#### Raw data:
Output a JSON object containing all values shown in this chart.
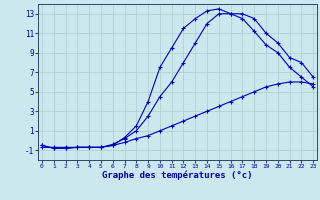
{
  "xlabel": "Graphe des températures (°c)",
  "background_color": "#cce8ee",
  "grid_color": "#aacccc",
  "line_color": "#0000bb",
  "xlim": [
    0,
    23
  ],
  "ylim": [
    -2,
    14
  ],
  "yticks": [
    -1,
    1,
    3,
    5,
    7,
    9,
    11,
    13
  ],
  "xticks": [
    0,
    1,
    2,
    3,
    4,
    5,
    6,
    7,
    8,
    9,
    10,
    11,
    12,
    13,
    14,
    15,
    16,
    17,
    18,
    19,
    20,
    21,
    22,
    23
  ],
  "hours": [
    0,
    1,
    2,
    3,
    4,
    5,
    6,
    7,
    8,
    9,
    10,
    11,
    12,
    13,
    14,
    15,
    16,
    17,
    18,
    19,
    20,
    21,
    22,
    23
  ],
  "line1": [
    -0.5,
    -0.8,
    -0.8,
    -0.7,
    -0.7,
    -0.7,
    -0.5,
    0.3,
    1.5,
    4.0,
    7.5,
    9.5,
    11.5,
    12.5,
    13.3,
    13.5,
    13.0,
    12.5,
    11.2,
    9.8,
    9.0,
    7.5,
    6.5,
    5.5
  ],
  "line2": [
    -0.5,
    -0.8,
    -0.8,
    -0.7,
    -0.7,
    -0.7,
    -0.4,
    0.2,
    1.0,
    2.5,
    4.5,
    6.0,
    8.0,
    10.0,
    12.0,
    13.0,
    13.0,
    13.0,
    12.5,
    11.0,
    10.0,
    8.5,
    8.0,
    6.5
  ],
  "line3": [
    -0.7,
    -0.7,
    -0.7,
    -0.7,
    -0.7,
    -0.7,
    -0.5,
    -0.2,
    0.2,
    0.5,
    1.0,
    1.5,
    2.0,
    2.5,
    3.0,
    3.5,
    4.0,
    4.5,
    5.0,
    5.5,
    5.8,
    6.0,
    6.0,
    5.8
  ]
}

#### Short problem:
Transcribe every record above exactly as written, leaving out any pictures.

#### Result of the exercise:
Output a JSON object containing all values shown in this chart.
{
  "xlabel": "Graphe des températures (°c)",
  "background_color": "#cce8ee",
  "grid_color": "#aacccc",
  "line_color": "#0000bb",
  "xlim": [
    0,
    23
  ],
  "ylim": [
    -2,
    14
  ],
  "yticks": [
    -1,
    1,
    3,
    5,
    7,
    9,
    11,
    13
  ],
  "xticks": [
    0,
    1,
    2,
    3,
    4,
    5,
    6,
    7,
    8,
    9,
    10,
    11,
    12,
    13,
    14,
    15,
    16,
    17,
    18,
    19,
    20,
    21,
    22,
    23
  ],
  "hours": [
    0,
    1,
    2,
    3,
    4,
    5,
    6,
    7,
    8,
    9,
    10,
    11,
    12,
    13,
    14,
    15,
    16,
    17,
    18,
    19,
    20,
    21,
    22,
    23
  ],
  "line1": [
    -0.5,
    -0.8,
    -0.8,
    -0.7,
    -0.7,
    -0.7,
    -0.5,
    0.3,
    1.5,
    4.0,
    7.5,
    9.5,
    11.5,
    12.5,
    13.3,
    13.5,
    13.0,
    12.5,
    11.2,
    9.8,
    9.0,
    7.5,
    6.5,
    5.5
  ],
  "line2": [
    -0.5,
    -0.8,
    -0.8,
    -0.7,
    -0.7,
    -0.7,
    -0.4,
    0.2,
    1.0,
    2.5,
    4.5,
    6.0,
    8.0,
    10.0,
    12.0,
    13.0,
    13.0,
    13.0,
    12.5,
    11.0,
    10.0,
    8.5,
    8.0,
    6.5
  ],
  "line3": [
    -0.7,
    -0.7,
    -0.7,
    -0.7,
    -0.7,
    -0.7,
    -0.5,
    -0.2,
    0.2,
    0.5,
    1.0,
    1.5,
    2.0,
    2.5,
    3.0,
    3.5,
    4.0,
    4.5,
    5.0,
    5.5,
    5.8,
    6.0,
    6.0,
    5.8
  ]
}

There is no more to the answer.